━━━━━ 節錄文字 ━━━━━

過去 20 多年,我們曾經因缺乏一定程度自主可控的作業系統而耿耿於懷。

這種局面在今天終於有一些改變了。

1 月 24 日,華為消費者業務軟體部總裁王成錄介紹了鴻蒙 OS(HarmonyOS)的最新進展,預計今年將在華為手機上正式搭載鴻蒙 OS。在此之前,華為還已經推出了鴻蒙 OS 2.0 手機 beta 版。

再往前推一個月,統信軟體宣佈完成 11 億元人民幣 A 輪融資,並與國內首批 30 家代表共同成立了同心生態聯盟,以進一步加強上下游的合作。統信軟體成立於 2019 年,由國內多家作業系統企業整合而來。

2020 年 8 月,銀河麒麟 V10 釋出,該套作業系統適配了國內主流 CPU 平臺,同時相容支援數萬款軟硬體生態。而這一版本的作業系統來自麒麟軟體。後者於 2019 年由中標軟體與天津麒麟合併後成立。

如今,國產化作業系統產業正努力從自身改變過去過於分散的狀態,開始通過力量整合以謀求新的市場機遇。

而這個機遇恰恰是過去以來,一直難以形成的使用者群體與開發者生態。

想要解決這點,在此之前有很多科研專家和領域從業者都已經從不同角度給出答案。

總結一些核心要點,本網發現:

  1. 符合使用者體驗,才能獲得市場支援,有了市場認可才有機會吸引到更多開發者入駐生態,這是一個正迴圈。比如在系統穩定、相容適配、整體效能等方面持續優化。

    針對使用者習慣的問題,國產作業系統普遍還是會延續使用者使用習慣的傳統 UI 設計,但在一些更為符合國內使用者使用習慣場景下,是可以進行強化設計的。

  2. 持續高研發投入。可以將 Linux 與微軟 Windows、蘋果 macOS 系統在程式碼量和研發成本方面進行對比。例如,微軟在過去近 20 年(從 2002 年至 2018 年期間)間花費在作業系統研發及生態構建上的費用合計已近超過了 1669 億美元。但從人才角度,目前國內作業系統方面的人才和能力十分匱乏,因而國內在研發投入上的策略,其實決定了未來長期會看到的一種成效。

  3. 在外部環境下,國產作業系統的成長和生存空間跟高階晶片會有類似的挑戰。也就是說,同樣會遭遇美國政府的打壓,以抑制中國在基礎軟體領域的突破。而像微軟黑屏、Windows 系統停更等事件的發生,已經敲響了警鐘。這跟中國的國際地位和影響力無疑是直接掛鉤的。

━━━━━ 擷取條目 ━━━━━

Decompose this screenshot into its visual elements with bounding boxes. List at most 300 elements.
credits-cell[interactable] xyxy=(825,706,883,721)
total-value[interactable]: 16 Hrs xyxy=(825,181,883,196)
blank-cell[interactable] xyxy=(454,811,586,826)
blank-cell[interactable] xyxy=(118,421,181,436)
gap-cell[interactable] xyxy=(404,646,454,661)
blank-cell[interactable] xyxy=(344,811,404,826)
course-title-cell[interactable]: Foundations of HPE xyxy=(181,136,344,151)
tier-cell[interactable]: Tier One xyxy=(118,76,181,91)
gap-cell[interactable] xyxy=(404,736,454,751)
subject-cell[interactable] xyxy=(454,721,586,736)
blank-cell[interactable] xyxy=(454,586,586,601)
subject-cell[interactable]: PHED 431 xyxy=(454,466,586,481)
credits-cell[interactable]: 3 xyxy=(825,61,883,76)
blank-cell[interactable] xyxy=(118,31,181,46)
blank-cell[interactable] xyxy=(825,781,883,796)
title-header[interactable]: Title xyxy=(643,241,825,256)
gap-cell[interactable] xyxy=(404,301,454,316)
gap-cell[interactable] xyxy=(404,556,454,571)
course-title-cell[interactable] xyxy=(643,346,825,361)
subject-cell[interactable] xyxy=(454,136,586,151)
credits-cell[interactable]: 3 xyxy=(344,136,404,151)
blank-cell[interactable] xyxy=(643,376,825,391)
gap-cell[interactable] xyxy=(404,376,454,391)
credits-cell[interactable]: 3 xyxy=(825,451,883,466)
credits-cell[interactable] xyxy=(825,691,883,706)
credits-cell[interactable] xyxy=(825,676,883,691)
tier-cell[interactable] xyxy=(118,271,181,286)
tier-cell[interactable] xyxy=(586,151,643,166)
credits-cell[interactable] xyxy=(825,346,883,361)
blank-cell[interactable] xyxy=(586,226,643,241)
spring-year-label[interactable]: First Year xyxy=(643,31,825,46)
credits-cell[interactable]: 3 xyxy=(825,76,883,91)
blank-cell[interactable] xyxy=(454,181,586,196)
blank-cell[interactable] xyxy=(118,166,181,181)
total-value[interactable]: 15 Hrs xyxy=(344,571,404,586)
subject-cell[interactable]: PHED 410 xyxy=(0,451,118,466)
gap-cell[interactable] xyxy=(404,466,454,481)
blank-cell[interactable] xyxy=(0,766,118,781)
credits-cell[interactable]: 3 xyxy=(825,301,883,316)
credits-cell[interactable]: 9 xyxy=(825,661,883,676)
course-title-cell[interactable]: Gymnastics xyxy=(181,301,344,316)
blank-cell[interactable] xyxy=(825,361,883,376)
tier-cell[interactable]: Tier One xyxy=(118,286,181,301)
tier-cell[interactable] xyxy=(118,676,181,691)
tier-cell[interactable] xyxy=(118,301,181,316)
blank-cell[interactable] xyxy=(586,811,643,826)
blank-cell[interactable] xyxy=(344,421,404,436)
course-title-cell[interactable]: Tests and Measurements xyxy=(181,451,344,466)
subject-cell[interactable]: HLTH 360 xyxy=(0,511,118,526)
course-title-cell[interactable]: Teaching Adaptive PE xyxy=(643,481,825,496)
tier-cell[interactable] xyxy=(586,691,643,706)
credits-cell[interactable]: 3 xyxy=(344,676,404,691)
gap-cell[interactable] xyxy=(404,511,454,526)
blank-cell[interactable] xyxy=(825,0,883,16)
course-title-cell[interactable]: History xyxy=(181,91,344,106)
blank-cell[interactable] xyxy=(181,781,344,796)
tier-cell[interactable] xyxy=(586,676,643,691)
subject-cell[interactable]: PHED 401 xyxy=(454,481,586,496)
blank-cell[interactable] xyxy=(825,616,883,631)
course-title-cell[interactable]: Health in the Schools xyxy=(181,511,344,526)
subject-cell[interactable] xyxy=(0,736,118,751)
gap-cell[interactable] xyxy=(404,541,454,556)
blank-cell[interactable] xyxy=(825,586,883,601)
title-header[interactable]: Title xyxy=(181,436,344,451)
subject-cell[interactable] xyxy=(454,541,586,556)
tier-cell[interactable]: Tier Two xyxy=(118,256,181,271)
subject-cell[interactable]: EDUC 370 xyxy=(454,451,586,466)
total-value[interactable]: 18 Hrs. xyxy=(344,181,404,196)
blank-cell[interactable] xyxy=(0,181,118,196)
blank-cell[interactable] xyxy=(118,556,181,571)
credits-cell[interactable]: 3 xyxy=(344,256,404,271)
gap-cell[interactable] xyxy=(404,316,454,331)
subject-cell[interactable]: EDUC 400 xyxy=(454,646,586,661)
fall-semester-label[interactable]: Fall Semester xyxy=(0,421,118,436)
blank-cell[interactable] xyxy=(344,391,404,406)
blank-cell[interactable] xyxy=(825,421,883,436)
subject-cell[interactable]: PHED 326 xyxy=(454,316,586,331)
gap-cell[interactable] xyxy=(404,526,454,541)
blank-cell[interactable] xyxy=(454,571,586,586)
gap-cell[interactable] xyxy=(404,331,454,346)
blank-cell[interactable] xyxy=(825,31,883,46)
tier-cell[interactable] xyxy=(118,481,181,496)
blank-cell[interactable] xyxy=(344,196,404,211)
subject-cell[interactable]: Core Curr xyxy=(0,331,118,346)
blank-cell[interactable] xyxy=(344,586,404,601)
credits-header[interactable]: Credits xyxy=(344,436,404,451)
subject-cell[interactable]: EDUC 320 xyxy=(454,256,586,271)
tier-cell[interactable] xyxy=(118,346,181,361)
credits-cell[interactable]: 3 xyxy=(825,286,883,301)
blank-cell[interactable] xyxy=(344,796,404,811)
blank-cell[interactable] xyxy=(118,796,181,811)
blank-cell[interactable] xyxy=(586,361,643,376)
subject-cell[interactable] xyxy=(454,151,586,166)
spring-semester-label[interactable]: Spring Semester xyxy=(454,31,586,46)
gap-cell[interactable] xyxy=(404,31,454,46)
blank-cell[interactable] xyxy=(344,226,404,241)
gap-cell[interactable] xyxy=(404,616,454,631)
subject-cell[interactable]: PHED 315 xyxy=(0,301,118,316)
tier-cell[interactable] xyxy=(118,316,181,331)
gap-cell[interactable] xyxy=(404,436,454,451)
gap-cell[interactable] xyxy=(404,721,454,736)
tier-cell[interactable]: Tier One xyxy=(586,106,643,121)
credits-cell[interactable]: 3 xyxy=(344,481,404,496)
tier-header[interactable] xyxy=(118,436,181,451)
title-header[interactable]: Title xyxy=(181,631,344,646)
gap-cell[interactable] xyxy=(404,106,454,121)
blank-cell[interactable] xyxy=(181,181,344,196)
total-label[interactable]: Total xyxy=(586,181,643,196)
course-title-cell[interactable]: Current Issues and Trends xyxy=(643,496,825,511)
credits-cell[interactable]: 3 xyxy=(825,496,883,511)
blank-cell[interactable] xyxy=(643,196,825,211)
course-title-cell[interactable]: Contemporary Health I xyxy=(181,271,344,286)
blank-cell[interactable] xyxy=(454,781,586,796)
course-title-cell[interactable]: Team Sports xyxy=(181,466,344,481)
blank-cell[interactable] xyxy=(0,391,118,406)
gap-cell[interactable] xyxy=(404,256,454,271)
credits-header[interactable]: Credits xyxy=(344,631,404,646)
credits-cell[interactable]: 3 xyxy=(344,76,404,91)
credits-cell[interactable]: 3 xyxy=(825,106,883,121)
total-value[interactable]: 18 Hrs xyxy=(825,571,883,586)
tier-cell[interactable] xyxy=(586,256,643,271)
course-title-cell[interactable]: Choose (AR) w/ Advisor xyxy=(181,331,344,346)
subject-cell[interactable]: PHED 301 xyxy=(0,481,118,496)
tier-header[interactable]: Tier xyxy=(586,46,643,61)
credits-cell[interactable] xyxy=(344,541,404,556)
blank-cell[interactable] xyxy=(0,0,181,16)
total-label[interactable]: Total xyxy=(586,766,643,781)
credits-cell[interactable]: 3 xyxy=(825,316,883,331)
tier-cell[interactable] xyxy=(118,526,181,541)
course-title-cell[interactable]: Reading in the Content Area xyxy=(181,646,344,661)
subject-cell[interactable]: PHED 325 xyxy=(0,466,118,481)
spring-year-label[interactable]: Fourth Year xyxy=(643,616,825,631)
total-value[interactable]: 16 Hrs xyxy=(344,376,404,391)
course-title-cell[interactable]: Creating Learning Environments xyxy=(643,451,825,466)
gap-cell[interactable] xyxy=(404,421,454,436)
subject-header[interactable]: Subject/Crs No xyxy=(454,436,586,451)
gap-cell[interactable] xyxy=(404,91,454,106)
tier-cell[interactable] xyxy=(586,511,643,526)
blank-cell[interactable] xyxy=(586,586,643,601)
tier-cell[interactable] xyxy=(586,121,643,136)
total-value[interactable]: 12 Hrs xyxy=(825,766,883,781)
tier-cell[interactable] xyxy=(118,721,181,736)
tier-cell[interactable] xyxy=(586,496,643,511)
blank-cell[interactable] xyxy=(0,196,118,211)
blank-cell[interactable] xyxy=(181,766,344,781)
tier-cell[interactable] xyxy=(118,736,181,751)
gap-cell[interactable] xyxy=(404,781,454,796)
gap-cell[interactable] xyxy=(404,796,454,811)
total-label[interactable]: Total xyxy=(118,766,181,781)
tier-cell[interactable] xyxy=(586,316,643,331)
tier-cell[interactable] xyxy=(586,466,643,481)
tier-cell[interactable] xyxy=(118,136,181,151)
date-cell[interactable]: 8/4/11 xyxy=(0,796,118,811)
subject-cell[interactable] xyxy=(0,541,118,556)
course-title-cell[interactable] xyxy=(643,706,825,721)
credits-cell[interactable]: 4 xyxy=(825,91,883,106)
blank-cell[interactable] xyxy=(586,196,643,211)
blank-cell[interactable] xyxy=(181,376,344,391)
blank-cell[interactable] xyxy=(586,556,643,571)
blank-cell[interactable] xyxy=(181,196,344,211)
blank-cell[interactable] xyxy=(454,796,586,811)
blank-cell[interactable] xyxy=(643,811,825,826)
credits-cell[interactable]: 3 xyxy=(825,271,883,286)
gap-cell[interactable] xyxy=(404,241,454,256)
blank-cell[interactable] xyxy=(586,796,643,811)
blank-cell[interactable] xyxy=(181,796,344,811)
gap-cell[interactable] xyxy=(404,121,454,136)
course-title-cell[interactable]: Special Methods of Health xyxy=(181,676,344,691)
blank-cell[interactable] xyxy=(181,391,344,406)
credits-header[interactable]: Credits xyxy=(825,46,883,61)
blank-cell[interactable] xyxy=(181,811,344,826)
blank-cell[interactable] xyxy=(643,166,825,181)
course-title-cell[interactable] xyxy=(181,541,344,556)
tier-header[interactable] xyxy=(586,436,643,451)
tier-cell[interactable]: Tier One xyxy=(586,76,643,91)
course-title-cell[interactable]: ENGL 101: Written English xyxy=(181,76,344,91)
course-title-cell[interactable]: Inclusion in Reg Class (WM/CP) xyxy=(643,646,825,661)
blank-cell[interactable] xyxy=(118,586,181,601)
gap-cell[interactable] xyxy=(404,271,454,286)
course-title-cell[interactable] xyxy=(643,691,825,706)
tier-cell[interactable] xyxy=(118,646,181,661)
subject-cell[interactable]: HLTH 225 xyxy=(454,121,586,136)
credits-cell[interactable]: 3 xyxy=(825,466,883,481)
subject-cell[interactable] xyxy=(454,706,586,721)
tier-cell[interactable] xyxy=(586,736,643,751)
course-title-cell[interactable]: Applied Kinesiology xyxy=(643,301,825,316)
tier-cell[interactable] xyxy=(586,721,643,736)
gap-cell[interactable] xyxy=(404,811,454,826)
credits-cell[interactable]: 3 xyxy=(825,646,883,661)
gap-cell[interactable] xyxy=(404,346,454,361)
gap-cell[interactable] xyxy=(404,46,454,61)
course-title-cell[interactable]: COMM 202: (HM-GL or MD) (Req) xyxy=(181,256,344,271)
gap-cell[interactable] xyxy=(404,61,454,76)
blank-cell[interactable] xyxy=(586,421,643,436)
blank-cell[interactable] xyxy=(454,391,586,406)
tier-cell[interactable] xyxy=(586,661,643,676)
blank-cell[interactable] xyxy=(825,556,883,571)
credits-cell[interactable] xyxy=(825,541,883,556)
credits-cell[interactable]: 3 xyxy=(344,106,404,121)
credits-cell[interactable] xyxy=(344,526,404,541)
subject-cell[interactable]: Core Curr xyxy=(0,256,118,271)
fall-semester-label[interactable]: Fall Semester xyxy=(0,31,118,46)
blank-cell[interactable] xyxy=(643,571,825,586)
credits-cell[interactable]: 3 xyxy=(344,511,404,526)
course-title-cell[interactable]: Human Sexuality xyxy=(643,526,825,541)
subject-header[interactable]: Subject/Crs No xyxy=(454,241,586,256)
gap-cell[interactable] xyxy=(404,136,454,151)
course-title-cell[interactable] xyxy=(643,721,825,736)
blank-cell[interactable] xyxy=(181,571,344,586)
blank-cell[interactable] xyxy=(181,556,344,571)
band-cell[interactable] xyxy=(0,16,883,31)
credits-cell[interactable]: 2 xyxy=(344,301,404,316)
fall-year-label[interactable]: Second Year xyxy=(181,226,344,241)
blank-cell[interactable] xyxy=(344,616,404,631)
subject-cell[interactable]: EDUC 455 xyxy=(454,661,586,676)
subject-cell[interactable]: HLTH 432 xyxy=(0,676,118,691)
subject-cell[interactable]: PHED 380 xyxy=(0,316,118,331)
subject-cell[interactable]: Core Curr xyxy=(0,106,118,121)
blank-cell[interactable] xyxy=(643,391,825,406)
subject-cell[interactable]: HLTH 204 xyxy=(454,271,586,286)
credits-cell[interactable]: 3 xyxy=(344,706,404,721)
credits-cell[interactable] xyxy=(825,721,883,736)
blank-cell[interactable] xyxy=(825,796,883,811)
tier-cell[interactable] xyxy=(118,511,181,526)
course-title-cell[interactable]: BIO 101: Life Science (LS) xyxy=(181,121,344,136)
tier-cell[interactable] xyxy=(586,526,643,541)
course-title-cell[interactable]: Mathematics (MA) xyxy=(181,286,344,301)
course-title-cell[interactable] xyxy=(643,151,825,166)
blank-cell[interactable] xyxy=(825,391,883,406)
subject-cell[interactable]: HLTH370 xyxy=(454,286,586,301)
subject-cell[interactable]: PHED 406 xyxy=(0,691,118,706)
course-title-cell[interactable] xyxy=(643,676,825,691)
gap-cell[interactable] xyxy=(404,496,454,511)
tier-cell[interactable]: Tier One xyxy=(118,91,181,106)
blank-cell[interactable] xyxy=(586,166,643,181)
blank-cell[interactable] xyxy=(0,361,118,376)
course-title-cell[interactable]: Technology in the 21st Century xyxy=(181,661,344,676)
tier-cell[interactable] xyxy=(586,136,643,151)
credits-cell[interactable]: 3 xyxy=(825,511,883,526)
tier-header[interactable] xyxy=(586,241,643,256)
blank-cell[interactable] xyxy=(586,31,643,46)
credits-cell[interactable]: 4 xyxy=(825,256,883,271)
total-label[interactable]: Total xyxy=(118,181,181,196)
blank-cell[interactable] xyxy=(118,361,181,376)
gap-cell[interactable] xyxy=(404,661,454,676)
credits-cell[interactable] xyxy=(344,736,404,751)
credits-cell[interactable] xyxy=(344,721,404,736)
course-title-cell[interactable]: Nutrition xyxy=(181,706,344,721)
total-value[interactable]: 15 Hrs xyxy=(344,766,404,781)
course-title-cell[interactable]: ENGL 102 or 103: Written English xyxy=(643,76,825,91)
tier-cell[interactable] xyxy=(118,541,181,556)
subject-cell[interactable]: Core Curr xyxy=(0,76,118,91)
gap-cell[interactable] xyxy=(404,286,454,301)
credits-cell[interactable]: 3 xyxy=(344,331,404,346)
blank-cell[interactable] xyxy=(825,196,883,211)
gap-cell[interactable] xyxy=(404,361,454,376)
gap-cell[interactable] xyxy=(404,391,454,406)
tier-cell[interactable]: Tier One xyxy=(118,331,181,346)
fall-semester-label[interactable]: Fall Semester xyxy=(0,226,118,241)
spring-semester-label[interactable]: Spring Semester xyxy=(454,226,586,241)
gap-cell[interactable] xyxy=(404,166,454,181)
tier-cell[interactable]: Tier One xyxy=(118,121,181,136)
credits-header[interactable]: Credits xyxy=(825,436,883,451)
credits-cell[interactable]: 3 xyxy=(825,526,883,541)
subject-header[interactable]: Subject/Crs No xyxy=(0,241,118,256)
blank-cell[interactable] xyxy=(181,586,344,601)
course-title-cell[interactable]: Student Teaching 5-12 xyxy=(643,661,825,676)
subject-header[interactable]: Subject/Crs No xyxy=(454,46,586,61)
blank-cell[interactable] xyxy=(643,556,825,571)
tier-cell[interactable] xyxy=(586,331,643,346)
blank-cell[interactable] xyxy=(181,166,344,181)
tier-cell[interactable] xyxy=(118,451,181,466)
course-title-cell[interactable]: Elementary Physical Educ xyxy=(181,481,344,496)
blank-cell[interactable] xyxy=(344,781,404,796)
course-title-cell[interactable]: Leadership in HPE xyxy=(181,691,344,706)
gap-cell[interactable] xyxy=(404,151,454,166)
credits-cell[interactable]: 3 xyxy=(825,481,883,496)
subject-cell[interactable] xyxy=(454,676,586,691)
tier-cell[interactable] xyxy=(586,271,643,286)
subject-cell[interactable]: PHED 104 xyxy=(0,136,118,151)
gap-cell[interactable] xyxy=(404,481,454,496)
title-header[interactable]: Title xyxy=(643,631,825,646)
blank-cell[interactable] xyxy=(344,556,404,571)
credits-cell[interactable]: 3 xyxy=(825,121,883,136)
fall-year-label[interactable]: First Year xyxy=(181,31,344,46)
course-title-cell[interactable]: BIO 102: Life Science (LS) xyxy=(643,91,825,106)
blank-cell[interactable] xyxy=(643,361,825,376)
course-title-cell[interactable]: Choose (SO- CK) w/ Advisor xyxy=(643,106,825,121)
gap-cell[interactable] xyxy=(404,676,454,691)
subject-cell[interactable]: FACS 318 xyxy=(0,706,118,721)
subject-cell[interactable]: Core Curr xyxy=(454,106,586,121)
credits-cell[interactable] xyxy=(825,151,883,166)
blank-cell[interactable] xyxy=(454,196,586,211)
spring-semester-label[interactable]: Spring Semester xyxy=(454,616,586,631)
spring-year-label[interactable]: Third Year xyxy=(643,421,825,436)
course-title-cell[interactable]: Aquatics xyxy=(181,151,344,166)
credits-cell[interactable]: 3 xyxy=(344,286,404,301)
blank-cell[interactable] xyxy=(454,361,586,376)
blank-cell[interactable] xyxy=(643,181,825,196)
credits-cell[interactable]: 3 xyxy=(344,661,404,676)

━━━━━

= 作業指示 1 =
請依據關於國產作業系統的節錄文字,回答下列問題:
(a) 介紹鴻蒙 OS 最新進展的王成錄,擔任何種職務?
(b) 統信軟體宣佈完成的 A 輪融資金額為多少?
(c) 銀河麒麟 V10 於何時釋出?
= 作業指示 2 =
請接續關於國產作業系統的節錄文字,自其最後一句之後往下撰寫。

= 作答內容 1 =
(a) 華為消費者業務軟體部總裁。
(b) 11 億元人民幣。
(c) 2020 年 8 月。

= 作答內容 2 =
  4. 中國作業系統受到打壓還有一個重要原因,在於專利問題。美國企業早年間建立的專利池,以及通過不斷併購和持續研發的方式,能夠維護自身的壟斷地位。這種先發優勢導致了國產軟體需要明確認清自身:不會短期就能硬超車。

    未來以 Linux 為代表的開源作業系統將持續迎來發展,開源文化也將越來越得到社會的認可,國產作業系統也在關注對開源社群的貢獻和國際地位。

如今,在桌面領域、伺服器領域、手機移動端、嵌入式領域,能夠找到基於 Linux、Android 的發行版、微軟 Windows、蘋果 macOS/iOS 等主流作業系統的廣泛深入應用。這種背景下,國產化作業系統的局面又該如何開啟?

第一棒的失利

無論是國家隊的麒麟軟體,還是最近才有的鴻蒙,它們對未來作業系統產業發展的影響力不可謂不深遠。但對於如今沉迷於社群團購的 60 後絕大多數父輩而言,作業系統一直沒有得到他們的普遍關注。即便放在過去,這也是極少數人才會關注的話題。

“作業系統跟我們有什麼關係?”

1999 年,以中科院院士倪光南、中科院軟體研究所副所長孫玉芳為首的中國軟體業可並不這麼認為,扶持國產作業系統,繞開 X86+Windows 陣營,是當時的重要 “科研”議題。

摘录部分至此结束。